Figure data in JSON
= = =
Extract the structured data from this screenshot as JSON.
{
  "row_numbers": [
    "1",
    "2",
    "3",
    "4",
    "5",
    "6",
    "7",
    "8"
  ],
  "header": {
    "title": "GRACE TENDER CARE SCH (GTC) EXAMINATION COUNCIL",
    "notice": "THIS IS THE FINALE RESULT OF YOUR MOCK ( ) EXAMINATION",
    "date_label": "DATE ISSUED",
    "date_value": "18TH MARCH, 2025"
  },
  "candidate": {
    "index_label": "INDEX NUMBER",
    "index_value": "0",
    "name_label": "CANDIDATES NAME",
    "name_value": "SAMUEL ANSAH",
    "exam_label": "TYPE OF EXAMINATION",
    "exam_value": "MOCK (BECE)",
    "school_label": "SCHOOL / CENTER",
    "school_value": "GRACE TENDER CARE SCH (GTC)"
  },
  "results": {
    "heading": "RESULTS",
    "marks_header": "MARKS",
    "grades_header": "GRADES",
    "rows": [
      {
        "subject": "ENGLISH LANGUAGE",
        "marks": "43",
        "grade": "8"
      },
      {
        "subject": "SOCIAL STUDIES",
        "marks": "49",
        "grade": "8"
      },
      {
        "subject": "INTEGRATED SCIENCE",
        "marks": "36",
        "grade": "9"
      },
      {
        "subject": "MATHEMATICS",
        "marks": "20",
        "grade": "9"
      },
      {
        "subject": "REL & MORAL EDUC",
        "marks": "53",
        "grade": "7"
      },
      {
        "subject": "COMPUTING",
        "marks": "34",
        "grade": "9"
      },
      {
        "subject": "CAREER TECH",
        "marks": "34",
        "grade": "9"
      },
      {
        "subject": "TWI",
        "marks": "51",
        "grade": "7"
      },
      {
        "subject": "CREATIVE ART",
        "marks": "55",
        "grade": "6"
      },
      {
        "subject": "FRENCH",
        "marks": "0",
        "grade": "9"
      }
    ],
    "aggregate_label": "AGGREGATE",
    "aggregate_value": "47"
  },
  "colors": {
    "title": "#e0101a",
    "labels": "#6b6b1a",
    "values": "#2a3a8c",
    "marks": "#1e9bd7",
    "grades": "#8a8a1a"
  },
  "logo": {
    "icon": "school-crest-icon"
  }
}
= = =
• STATED GOAL:
Collect each line holding the string "subject".

• TASK RESULT:
        "subject": "ENGLISH LANGUAGE",
        "subject": "SOCIAL STUDIES",
        "subject": "INTEGRATED SCIENCE",
        "subject": "MATHEMATICS",
        "subject": "REL & MORAL EDUC",
        "subject": "COMPUTING",
        "subject": "CAREER TECH",
        "subject": "TWI",
        "subject": "CREATIVE ART",
        "subject": "FRENCH",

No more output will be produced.